* EXERCISE BRIEF *
Rewrite the passage about the coffee-shop stop, starting with "I was on the" and going on through "their smartphone screens.", and substitute "tea" for "coffee".

* PAGE *

^^^^^^^^

I was on the road, early in the morning, and wanted a cup of coffee. Actually, I needed to get off the highway because traffic was pissing me off. Okay, not traffic...the drivers causing the traffic. So, get off the road and get a cup of coffee. I stopped at a coffee shop. I won't divulge the name of the place because they aren't paying me to advertise for them. And the name really doesn't matter anyway because they're all the same. I parked my car, went inside, and got in a line that was just like the traffic I got out of - everyone creeping forward slowly with their faces locked onto their smartphone screens.

Behind me, a man in his mid-40's with a bluetooth device wedged in his ear is in a conversation with some other jackass standing in a crowd somewhere else talking to himself, too. The guy is going on about his golf game, and how much better it's gotten since he started taking lessons from a golf pro. He's hitting straighter, but as far, so his scores are still around where they were when he was slicing every other ball into oblivion. But he hopes the scores will start dropping soon so he can justify the lessons, which likely cost him as much as he was paying for replacement golf balls. The talk turns to cars and the new penis on wheels he's been test driving. He'd buy it but the dealer's hassling him over the financing, meaning his ex-wife owns his credit score and he can't secure a low enough interest rate to make the payments. I'm fighting the urge to turn around and start mimicking him like a seven-year-old, repeating everything he says just to annoy him because he's annoying me. Immature, sure, but he started it.

^^^^^^^^

[Raw records]
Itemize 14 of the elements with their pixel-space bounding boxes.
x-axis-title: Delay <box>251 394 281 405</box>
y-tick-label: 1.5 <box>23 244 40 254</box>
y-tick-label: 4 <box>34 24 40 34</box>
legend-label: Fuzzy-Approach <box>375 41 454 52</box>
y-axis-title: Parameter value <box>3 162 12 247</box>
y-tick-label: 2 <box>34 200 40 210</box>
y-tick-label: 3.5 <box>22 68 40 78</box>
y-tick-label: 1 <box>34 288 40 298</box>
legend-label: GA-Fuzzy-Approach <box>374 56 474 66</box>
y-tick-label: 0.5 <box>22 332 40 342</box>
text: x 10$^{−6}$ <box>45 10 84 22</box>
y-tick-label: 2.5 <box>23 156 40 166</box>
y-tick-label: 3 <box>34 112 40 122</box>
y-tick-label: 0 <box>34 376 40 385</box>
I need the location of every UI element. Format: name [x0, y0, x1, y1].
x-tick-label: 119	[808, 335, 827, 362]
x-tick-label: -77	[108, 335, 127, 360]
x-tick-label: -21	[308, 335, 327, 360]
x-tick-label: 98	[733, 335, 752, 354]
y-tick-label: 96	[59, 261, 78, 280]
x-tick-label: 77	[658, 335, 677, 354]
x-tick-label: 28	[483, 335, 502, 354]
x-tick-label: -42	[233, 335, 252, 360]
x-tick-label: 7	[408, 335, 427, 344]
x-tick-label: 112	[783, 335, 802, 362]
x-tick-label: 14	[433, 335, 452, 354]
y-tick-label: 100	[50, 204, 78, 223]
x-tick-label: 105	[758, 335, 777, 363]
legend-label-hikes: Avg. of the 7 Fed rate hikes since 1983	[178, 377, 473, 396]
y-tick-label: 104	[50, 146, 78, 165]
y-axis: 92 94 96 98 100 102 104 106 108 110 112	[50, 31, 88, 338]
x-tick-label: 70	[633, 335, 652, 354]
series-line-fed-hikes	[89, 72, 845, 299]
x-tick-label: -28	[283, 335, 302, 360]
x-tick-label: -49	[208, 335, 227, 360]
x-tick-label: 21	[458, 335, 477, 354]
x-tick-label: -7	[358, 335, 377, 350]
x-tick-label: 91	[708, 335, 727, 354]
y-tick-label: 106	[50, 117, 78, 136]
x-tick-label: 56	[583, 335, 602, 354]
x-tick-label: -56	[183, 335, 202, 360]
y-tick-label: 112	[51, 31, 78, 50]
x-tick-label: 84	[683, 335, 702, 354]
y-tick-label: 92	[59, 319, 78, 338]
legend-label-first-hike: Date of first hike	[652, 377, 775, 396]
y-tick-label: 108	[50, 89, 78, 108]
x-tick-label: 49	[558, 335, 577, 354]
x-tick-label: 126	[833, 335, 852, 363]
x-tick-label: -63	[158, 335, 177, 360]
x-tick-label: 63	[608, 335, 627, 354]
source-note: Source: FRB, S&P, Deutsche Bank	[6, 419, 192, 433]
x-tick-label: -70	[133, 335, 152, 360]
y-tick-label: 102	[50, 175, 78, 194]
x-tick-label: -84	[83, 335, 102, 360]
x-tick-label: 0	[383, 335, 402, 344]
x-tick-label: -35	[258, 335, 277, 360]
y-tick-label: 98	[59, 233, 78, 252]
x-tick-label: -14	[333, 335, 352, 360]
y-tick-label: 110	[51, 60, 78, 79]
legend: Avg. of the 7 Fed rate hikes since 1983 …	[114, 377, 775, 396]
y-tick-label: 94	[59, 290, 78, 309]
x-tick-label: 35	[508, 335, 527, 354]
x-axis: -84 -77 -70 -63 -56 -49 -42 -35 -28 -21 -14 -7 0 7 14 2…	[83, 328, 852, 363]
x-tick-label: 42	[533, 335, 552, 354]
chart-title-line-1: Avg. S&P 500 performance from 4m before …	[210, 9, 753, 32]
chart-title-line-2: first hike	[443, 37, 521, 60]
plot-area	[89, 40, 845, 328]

^^^^^^^^

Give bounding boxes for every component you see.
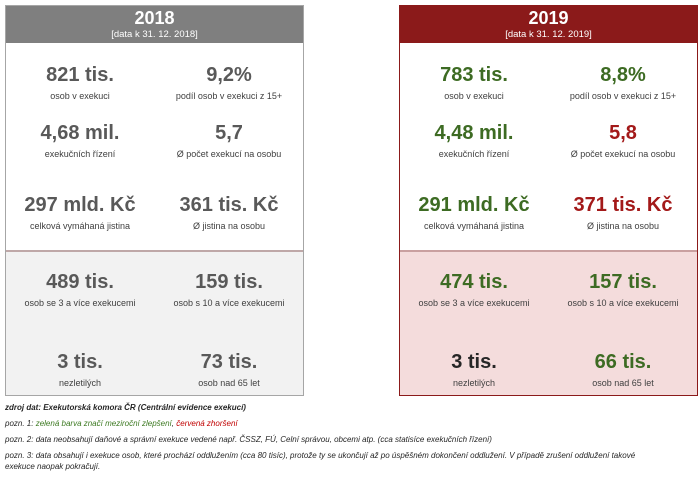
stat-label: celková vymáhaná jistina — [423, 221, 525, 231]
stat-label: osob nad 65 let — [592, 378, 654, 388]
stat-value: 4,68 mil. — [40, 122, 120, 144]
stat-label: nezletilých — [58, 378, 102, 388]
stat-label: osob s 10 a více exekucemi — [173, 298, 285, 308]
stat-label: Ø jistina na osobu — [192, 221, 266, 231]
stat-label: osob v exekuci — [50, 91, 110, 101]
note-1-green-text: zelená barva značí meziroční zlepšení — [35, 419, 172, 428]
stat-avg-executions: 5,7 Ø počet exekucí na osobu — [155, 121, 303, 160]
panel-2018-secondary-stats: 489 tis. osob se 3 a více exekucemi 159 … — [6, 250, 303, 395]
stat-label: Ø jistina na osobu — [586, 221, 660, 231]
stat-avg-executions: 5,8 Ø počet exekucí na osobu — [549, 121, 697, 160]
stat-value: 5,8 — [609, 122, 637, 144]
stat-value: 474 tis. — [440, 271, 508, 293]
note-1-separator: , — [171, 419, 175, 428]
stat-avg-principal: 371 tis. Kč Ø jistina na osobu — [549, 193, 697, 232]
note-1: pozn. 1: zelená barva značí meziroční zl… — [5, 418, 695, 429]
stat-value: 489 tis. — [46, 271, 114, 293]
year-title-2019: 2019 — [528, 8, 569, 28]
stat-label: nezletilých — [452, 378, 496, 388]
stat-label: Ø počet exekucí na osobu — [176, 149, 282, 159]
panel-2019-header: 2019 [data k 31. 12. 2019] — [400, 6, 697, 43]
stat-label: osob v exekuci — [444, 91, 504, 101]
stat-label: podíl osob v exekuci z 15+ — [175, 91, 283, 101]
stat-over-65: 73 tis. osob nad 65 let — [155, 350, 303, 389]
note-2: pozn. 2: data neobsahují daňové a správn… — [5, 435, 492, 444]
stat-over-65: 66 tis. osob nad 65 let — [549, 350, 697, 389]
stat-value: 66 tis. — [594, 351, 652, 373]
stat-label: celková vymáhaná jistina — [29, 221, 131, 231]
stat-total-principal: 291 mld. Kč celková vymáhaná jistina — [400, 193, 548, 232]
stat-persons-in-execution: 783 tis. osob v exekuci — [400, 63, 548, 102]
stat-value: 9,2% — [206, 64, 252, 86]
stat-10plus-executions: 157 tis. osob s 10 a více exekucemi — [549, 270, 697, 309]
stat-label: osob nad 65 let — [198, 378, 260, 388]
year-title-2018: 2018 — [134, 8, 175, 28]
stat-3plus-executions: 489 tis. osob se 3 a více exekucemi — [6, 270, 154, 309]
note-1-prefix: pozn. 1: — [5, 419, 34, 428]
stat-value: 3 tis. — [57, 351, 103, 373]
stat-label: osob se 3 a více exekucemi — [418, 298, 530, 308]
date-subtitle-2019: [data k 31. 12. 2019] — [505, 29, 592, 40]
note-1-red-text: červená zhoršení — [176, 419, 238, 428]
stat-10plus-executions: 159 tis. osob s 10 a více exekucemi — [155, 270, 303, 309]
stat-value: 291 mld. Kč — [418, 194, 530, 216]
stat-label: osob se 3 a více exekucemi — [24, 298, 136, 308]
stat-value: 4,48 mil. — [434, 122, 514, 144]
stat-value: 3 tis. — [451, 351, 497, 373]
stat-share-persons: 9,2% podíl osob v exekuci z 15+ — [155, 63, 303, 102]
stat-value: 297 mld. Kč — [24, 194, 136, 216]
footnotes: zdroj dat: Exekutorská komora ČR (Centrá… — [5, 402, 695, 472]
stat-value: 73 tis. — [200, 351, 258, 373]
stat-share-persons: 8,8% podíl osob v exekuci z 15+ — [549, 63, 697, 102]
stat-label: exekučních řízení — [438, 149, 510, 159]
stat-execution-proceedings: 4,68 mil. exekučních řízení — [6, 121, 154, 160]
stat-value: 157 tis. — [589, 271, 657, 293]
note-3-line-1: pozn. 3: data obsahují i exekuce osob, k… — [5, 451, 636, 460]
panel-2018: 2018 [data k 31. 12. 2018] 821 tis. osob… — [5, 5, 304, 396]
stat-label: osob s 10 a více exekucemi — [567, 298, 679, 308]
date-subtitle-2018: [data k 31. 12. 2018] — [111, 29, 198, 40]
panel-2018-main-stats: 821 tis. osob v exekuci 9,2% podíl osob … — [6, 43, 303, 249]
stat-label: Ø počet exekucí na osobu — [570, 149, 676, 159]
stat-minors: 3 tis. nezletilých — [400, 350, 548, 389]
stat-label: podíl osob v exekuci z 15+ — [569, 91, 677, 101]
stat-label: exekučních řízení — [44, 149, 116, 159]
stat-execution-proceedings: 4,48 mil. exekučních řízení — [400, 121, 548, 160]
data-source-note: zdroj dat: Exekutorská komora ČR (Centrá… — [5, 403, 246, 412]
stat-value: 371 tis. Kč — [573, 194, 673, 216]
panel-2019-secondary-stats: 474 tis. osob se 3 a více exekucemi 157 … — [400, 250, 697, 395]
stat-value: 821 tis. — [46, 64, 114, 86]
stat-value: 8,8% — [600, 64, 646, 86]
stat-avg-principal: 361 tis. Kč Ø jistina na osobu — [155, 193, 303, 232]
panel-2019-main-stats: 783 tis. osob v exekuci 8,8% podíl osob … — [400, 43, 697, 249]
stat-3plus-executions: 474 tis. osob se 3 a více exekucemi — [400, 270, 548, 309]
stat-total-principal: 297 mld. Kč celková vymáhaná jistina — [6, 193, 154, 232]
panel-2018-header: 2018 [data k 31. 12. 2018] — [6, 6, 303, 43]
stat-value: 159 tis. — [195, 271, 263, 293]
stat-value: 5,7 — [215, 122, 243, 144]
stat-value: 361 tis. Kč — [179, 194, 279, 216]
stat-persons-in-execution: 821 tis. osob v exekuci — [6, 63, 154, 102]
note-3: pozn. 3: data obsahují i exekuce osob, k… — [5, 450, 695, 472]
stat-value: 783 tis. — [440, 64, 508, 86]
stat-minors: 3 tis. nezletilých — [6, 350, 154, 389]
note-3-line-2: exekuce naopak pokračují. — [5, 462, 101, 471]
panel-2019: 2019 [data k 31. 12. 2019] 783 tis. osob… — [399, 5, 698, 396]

^^^^^^^^

* REPLY *
I was on the road, early in the morning, and wanted a cup of tea. Actually, I needed to get off the highway because traffic was pissing me off. Okay, not traffic...the drivers causing the traffic. So, get off the road and get a cup of tea. I stopped at a tea shop. I won't divulge the name of the place because they aren't paying me to advertise for them. And the name really doesn't matter anyway because they're all the same. I parked my car, went inside, and got in a line that was just like the traffic I got out of - everyone creeping forward slowly with their faces locked onto their smartphone screens.